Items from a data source
::::

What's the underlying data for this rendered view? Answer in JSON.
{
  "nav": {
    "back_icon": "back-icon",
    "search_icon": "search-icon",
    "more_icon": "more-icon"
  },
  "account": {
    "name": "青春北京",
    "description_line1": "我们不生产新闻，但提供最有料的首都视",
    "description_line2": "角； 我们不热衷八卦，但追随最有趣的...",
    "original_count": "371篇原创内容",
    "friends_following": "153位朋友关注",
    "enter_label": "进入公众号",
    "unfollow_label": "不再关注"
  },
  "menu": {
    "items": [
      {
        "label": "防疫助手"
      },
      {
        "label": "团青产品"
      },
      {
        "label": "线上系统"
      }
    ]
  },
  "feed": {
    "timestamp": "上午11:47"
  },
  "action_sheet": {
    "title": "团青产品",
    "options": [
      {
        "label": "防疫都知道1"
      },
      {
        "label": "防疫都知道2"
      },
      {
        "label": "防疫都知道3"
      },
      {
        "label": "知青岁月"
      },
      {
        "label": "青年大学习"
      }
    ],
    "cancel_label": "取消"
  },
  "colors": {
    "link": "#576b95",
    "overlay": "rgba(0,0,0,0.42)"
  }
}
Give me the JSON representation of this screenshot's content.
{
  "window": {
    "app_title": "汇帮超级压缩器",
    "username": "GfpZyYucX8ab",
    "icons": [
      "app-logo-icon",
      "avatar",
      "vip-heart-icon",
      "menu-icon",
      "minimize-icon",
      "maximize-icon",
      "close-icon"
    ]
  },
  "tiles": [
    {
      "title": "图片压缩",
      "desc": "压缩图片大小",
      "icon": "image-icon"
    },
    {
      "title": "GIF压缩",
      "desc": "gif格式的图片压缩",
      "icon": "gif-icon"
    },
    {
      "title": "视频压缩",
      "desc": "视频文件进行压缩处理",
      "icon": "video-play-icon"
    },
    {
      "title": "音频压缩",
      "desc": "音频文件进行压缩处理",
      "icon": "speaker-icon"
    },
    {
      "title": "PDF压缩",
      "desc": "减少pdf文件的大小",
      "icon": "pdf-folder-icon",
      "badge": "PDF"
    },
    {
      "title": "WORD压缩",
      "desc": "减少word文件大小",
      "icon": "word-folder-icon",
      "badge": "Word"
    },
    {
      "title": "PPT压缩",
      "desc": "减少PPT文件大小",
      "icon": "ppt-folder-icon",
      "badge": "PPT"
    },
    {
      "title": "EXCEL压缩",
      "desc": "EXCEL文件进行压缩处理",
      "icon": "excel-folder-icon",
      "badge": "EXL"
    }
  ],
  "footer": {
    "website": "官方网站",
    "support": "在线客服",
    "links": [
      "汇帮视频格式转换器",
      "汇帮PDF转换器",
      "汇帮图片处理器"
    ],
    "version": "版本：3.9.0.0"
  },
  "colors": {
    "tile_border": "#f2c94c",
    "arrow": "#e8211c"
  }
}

::::

Copy all lines from the material that contain "folder".

      "icon": "pdf-folder-icon",
      "icon": "word-folder-icon",
      "icon": "ppt-folder-icon",
      "icon": "excel-folder-icon",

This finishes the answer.